Reading text:

= Beginning of Section =

Limits and potential of the model
It is impossible to construct a truly comprehensive model of the effects of social policy across the life course, so all our work with the Social Genome Model involves careful analysis and discussion not only of its results, but of the specific and general limitations of each study. For example, our use of regression models involves well-known problems with omitted variables and selection effects on the variables that we can measure. Further, while our data sources are rich and of high quality overall, establishing and maintaining the representativeness of data across a longitudinal panel study is always a concern, and different variables within the samples will involve their own unique data and measurement issues. Finally, the Social Genome Model involves a necessary trade-off of the ideal of observing as many successive life stages as possible for each respondent against the ideal of measuring data in the most current period available; as a result, it is not able to fully satisfy either ideal.
Nevertheless, the Social Genome Model serves an indispensable function when it is limits are properly understood. In most cases, randomized controlled trials have neither the time nor the funding to measure the longer-term effects of a policy intervention. In such cases, the Social Genome Model can extend the information provided by randomized controlled trials, providing imperfect yet empirically based, conceptually informed, and multidimensional estimates to help guide policymakers and interested citizens facing important decisions.
Applications and ongoing development
Urban’s work with this new methodological tool is just beginning. This site will be updated regularly as new Social Genome studies and reports come on line.
Researchers at Urban have several studies in progress based on the Social Genome Model:
- an examination and comparison of interventions from infancy to young adulthood, for improving socioeconomic outcomes of black men
- comparisons of intergenerational income mobility for black men, nonblack men, black women, and nonblack women
- examinations of aspirational interventions into an array of circumstances at birth, for outcomes at all subsequent childhood and adult life stages
- a study of how responses to early life interventions vary among black men, nonblack men, black women, and nonblack women.
Urban is collaborating in the ongoing development of the Social Genome Model with the Brookings Institution (the previous home of the Social Genome Project) and Child Trends. Brookings research using the Social Genome Model has focused on the effects of academic or social skills on later success—for example, the effects of educational attainment and achievement on earnings and, by extension, on income. Child Trends is using the Social Genome Model to analyze adolescence and the transition to adulthood.
Urban is also continuing to improve and expand the Social Genome Model. The improvements involve benchmarking and validating different pieces of the regression modeling, imputation, and simulation programs. The expansions include incorporating new variables at currently studied life stages and planning for articulating the existing Social Genome Model with other simulation models at Urban, such as DYNASIM.

= End of Section =

Data for analysis:
= Beginning of Section =

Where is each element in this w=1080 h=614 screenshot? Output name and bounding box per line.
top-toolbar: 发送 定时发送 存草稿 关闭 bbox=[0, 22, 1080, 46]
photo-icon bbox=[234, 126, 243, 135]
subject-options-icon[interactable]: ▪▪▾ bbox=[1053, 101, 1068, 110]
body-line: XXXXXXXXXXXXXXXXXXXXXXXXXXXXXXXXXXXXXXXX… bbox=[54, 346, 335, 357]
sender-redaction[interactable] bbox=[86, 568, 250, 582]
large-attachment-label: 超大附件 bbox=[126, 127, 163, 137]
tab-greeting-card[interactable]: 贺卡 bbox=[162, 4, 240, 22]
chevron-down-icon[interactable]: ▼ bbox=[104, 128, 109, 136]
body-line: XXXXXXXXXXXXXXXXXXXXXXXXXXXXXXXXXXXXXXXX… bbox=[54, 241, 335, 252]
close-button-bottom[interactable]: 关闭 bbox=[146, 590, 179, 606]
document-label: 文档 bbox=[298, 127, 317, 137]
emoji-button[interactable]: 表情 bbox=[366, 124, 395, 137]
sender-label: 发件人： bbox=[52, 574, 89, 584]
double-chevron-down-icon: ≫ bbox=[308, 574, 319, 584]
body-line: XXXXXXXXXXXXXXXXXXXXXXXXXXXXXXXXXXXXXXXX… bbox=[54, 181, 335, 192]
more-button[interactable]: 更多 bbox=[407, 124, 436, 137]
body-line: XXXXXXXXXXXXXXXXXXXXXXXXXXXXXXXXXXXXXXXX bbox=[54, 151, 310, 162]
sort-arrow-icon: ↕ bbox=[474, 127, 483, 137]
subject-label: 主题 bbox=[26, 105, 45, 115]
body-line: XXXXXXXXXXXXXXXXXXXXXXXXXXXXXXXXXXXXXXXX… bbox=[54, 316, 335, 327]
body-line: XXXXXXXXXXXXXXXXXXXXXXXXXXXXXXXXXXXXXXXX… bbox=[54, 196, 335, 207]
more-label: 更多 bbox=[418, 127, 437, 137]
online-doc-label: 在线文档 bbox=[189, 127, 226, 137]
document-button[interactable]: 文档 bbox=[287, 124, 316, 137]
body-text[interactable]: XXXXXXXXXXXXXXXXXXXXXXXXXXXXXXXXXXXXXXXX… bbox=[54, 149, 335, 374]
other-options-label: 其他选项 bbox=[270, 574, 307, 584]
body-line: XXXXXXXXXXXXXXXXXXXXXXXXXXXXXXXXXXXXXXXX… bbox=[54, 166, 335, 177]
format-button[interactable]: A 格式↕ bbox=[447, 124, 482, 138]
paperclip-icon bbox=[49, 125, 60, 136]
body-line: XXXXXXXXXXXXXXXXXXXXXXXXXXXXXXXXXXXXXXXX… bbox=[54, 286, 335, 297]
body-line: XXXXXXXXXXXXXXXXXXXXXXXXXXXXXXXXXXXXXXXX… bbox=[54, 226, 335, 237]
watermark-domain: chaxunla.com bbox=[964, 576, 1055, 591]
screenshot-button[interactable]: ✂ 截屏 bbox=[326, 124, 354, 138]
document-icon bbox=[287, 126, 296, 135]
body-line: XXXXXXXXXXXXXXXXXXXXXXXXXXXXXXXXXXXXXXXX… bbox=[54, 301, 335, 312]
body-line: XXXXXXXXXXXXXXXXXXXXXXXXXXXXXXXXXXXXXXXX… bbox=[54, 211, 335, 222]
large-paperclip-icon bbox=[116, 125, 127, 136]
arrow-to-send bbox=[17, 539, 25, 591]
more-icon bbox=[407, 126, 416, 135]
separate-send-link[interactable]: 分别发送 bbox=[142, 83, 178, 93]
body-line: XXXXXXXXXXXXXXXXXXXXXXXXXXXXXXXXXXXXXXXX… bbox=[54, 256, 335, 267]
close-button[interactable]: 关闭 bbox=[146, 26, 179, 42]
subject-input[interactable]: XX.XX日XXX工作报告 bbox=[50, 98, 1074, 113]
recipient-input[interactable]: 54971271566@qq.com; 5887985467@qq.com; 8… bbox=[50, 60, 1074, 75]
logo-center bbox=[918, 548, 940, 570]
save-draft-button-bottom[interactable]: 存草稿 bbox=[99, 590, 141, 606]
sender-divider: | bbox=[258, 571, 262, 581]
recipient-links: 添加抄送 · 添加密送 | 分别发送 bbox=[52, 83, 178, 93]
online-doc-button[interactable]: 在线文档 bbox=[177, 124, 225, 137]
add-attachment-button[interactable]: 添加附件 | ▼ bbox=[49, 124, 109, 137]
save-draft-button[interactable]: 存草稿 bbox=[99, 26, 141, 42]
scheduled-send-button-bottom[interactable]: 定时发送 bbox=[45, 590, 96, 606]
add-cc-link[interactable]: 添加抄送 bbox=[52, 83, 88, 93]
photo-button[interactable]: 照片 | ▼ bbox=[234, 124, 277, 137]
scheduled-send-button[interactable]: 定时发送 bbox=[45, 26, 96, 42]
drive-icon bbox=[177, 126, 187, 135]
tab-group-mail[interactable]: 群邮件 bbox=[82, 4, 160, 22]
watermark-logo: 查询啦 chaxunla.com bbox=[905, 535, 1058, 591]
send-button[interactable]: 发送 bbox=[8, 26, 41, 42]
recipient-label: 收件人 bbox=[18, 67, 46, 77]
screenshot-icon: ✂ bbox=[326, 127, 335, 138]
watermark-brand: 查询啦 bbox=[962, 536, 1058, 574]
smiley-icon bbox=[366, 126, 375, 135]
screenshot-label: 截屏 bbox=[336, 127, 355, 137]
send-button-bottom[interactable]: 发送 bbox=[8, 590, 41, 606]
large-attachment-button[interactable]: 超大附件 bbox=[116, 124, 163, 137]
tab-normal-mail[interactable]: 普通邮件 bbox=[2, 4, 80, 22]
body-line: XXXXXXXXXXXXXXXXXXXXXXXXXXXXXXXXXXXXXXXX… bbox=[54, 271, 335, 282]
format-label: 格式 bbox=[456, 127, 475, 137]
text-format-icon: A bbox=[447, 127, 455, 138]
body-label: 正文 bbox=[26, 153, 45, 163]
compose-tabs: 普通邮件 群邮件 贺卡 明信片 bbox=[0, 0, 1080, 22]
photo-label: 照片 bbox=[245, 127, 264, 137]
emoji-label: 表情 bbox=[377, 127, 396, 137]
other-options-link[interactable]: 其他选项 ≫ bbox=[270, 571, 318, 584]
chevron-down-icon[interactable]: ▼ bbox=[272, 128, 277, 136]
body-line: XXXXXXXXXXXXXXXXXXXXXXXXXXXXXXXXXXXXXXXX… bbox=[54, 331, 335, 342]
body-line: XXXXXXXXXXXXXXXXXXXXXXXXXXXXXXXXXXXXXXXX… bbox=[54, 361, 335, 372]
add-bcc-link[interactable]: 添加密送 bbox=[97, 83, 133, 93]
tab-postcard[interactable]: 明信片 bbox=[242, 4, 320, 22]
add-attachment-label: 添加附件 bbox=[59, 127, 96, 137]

= End of Section =

Exercise details:
Copy the part of the Social Genome Model text between "Applications and ongoing" and "and nonblack women.", inclusive.

Final answer:
Applications and ongoing development
Urban’s work with this new methodological tool is just beginning. This site will be updated regularly as new Social Genome studies and reports come on line.
Researchers at Urban have several studies in progress based on the Social Genome Model:
- an examination and comparison of interventions from infancy to young adulthood, for improving socioeconomic outcomes of black men
- comparisons of intergenerational income mobility for black men, nonblack men, black women, and nonblack women
- examinations of aspirational interventions into an array of circumstances at birth, for outcomes at all subsequent childhood and adult life stages
- a study of how responses to early life interventions vary among black men, nonblack men, black women, and nonblack women.